**WHAT YOU HAVE TO DO**
Scan the data below for the string "oder". Show every line where it turns up.

Dataset records
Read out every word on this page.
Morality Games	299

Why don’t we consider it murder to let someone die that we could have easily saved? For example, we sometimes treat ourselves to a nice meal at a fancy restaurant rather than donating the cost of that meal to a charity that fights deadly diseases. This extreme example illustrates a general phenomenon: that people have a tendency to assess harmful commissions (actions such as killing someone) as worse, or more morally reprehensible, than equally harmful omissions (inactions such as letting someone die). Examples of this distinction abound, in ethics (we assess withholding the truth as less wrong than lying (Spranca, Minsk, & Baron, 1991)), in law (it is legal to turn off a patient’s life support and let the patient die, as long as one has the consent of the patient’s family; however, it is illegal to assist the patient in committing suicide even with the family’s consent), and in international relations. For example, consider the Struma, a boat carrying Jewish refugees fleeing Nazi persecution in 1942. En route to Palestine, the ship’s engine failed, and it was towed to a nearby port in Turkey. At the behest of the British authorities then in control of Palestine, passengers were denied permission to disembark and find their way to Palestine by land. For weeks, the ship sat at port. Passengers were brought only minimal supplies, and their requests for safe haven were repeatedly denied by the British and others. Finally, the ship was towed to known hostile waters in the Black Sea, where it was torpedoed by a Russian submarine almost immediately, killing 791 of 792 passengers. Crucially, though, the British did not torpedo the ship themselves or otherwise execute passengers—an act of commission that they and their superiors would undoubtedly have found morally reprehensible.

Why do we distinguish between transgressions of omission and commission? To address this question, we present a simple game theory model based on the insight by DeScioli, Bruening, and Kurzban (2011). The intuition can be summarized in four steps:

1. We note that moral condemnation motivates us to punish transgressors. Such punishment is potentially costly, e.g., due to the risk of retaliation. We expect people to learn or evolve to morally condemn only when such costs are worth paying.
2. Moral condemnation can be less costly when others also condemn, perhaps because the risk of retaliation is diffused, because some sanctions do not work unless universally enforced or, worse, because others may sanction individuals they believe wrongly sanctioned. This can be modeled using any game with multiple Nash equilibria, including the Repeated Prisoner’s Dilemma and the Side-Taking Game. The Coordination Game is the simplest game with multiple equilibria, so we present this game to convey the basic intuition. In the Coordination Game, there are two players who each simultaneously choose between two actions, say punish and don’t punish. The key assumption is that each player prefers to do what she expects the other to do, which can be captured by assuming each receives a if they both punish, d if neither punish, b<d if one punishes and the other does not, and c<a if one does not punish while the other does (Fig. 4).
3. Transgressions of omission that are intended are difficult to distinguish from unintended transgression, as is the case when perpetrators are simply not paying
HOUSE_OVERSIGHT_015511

--

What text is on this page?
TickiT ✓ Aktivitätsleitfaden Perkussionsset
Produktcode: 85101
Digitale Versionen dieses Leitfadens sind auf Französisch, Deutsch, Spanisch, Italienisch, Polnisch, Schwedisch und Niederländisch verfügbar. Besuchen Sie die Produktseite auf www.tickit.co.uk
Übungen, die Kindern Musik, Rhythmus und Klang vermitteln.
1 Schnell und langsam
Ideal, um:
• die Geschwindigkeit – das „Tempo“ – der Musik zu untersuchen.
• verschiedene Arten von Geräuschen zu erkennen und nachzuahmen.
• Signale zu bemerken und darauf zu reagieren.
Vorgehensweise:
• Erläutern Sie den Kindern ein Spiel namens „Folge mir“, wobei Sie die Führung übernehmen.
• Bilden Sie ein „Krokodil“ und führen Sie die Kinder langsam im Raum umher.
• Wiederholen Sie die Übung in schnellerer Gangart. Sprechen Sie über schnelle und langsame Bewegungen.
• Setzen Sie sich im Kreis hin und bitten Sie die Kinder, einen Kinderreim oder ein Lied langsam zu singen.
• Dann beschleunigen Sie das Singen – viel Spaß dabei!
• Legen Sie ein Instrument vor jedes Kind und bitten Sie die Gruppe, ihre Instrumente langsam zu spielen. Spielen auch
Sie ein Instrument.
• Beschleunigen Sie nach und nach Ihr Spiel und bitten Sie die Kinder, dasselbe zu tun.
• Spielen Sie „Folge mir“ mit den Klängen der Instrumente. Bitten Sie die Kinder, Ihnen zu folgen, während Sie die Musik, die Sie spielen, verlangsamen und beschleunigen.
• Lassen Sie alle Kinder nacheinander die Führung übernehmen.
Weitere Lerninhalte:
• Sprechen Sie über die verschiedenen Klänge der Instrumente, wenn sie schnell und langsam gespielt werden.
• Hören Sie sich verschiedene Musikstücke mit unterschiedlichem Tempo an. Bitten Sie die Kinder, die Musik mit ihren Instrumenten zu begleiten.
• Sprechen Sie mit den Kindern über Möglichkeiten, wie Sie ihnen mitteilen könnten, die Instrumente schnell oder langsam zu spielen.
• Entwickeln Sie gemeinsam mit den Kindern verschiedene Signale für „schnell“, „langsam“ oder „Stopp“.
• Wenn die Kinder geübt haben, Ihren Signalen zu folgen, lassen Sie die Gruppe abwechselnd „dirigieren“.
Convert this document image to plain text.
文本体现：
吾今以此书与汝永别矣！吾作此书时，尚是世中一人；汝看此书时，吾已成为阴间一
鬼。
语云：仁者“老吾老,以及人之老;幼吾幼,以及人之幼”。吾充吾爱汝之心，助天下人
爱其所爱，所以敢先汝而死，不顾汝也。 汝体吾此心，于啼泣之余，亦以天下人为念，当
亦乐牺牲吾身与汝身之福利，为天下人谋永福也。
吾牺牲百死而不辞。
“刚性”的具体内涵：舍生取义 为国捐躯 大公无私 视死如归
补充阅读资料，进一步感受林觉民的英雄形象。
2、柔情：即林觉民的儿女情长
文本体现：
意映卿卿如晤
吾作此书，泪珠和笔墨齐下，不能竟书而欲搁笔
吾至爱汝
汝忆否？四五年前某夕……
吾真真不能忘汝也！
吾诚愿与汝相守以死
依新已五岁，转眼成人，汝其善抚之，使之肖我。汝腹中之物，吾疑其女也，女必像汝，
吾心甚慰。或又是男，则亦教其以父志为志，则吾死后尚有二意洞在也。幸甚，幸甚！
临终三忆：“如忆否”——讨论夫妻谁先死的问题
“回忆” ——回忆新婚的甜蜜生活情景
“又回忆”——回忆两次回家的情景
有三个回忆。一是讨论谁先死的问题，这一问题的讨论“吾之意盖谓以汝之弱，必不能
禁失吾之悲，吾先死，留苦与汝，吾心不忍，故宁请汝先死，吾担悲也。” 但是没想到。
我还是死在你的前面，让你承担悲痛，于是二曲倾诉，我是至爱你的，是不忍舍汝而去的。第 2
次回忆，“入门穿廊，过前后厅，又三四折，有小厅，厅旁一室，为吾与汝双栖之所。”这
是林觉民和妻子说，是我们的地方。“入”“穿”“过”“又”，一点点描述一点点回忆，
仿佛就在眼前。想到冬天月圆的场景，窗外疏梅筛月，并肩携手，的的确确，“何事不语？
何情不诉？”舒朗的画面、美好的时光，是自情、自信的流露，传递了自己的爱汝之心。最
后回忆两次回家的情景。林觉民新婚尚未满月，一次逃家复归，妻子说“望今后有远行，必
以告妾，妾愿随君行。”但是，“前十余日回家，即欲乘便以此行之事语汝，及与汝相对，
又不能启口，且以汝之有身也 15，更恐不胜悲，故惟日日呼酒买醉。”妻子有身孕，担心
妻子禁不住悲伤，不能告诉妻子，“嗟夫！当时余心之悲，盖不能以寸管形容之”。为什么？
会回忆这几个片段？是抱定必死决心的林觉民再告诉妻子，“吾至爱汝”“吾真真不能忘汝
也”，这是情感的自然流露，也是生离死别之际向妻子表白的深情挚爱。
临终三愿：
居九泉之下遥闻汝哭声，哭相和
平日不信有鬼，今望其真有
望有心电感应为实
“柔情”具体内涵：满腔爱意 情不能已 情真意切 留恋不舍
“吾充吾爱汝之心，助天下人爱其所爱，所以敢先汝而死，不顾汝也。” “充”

==

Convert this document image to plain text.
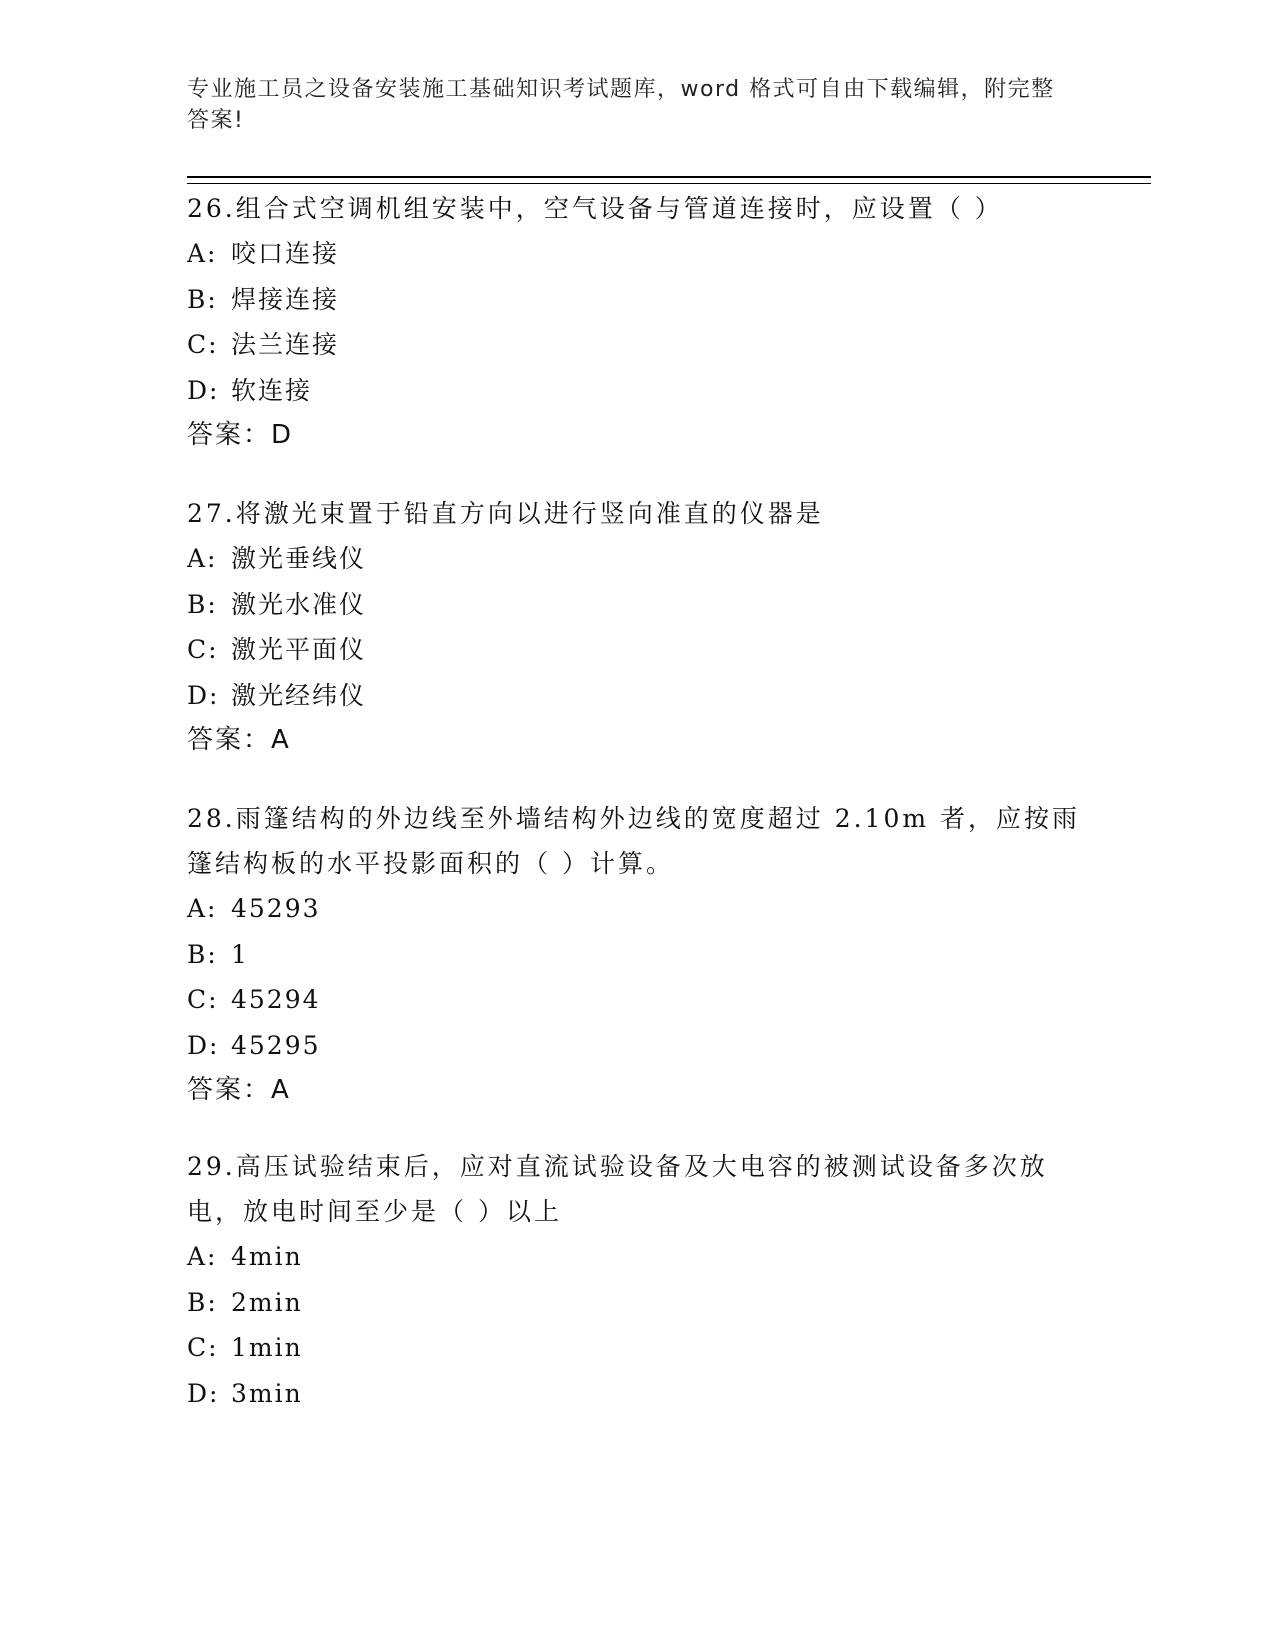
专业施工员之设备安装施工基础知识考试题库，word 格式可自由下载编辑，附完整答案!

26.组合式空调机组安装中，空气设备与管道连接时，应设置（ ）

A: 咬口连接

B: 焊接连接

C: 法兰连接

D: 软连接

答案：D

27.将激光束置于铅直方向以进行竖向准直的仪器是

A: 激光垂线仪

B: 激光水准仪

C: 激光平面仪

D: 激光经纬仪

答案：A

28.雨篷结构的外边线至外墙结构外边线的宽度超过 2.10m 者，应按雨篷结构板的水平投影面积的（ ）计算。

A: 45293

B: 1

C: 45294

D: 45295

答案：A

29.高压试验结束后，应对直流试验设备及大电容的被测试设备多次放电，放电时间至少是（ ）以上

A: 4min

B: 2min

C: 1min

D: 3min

**WORKED SOLUTION**
• Setzen Sie sich im Kreis hin und bitten Sie die Kinder, einen Kinderreim oder ein Lied langsam zu singen.
• Sprechen Sie mit den Kindern über Möglichkeiten, wie Sie ihnen mitteilen könnten, die Instrumente schnell oder langsam zu spielen.
• Entwickeln Sie gemeinsam mit den Kindern verschiedene Signale für „schnell“, „langsam“ oder „Stopp“.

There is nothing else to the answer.